- _Exercise goal_:
Identify all lines in the listing that include the word "label", and copy them out.
-- Start Source material --
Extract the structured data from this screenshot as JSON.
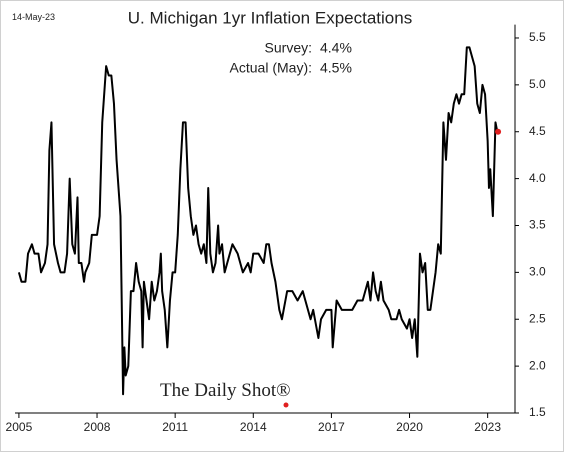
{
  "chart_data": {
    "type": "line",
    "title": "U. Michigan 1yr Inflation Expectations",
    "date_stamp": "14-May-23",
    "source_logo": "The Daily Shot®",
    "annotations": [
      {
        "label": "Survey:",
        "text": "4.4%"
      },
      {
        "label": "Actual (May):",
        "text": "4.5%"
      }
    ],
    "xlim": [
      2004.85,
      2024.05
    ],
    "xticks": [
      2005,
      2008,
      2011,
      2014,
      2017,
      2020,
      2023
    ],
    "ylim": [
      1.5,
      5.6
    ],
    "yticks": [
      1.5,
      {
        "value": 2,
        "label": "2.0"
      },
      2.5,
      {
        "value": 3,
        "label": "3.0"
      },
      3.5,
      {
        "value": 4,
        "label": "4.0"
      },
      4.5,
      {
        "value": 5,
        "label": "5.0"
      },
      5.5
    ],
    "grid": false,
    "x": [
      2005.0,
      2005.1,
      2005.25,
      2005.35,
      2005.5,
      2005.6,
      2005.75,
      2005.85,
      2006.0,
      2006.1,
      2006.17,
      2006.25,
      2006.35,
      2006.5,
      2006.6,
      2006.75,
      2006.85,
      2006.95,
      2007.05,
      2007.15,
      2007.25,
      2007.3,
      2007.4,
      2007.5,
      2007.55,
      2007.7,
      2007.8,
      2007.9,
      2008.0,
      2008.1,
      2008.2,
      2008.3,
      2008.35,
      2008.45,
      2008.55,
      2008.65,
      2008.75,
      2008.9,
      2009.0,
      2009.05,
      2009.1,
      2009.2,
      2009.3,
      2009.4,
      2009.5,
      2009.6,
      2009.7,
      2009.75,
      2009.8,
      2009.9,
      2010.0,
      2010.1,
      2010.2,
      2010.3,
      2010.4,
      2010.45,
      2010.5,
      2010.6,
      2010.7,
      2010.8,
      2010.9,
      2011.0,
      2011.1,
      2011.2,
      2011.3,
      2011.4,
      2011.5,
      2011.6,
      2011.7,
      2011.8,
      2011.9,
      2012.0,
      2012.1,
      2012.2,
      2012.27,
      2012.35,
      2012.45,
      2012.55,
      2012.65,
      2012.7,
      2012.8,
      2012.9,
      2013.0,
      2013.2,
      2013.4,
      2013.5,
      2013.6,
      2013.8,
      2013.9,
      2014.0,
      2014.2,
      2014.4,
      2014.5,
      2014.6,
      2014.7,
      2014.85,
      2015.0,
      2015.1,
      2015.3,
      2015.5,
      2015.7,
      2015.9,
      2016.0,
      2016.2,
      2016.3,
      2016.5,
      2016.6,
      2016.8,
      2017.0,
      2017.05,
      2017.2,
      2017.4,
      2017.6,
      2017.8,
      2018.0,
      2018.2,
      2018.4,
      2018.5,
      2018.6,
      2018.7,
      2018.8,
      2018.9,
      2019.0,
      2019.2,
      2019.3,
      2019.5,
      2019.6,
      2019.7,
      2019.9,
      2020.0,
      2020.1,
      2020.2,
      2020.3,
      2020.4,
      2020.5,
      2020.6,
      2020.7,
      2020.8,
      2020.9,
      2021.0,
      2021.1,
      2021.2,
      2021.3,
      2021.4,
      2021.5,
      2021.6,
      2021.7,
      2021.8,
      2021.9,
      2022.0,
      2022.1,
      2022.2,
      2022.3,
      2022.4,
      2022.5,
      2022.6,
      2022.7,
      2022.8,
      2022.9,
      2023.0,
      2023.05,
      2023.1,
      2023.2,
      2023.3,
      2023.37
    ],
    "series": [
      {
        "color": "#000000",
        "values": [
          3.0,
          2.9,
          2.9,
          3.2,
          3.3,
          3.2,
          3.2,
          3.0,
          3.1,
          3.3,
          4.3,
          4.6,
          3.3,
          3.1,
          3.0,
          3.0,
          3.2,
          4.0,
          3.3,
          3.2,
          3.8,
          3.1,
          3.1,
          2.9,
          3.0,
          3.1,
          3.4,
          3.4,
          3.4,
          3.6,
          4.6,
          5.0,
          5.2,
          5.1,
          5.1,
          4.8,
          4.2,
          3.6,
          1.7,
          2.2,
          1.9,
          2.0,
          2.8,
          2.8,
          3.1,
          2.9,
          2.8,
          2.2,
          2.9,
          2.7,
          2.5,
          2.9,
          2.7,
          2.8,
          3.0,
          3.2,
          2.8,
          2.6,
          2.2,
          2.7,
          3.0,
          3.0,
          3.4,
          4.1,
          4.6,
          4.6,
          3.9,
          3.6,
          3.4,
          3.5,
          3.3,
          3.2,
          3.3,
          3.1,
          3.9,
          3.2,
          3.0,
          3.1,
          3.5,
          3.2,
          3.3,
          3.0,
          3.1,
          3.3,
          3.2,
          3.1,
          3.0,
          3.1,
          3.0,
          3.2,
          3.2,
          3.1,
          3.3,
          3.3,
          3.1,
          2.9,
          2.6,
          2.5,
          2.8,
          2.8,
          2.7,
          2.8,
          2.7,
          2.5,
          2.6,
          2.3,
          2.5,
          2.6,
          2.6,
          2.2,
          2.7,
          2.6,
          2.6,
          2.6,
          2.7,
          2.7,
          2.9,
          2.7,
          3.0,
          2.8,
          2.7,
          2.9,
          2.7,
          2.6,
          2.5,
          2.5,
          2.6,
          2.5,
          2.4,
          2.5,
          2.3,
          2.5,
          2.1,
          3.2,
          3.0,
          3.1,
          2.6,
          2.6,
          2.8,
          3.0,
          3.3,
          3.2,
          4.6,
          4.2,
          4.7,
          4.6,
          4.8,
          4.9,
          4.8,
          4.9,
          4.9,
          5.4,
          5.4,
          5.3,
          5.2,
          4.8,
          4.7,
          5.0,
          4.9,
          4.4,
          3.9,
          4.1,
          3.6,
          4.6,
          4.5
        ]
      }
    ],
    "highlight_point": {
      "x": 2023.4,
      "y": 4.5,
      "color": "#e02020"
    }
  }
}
-- End Source material --
- _Full answer_:
        "label": "Survey:",
        "label": "Actual (May):",
        "label": "2.0"
        "label": "3.0"
        "label": "4.0"
        "label": "5.0"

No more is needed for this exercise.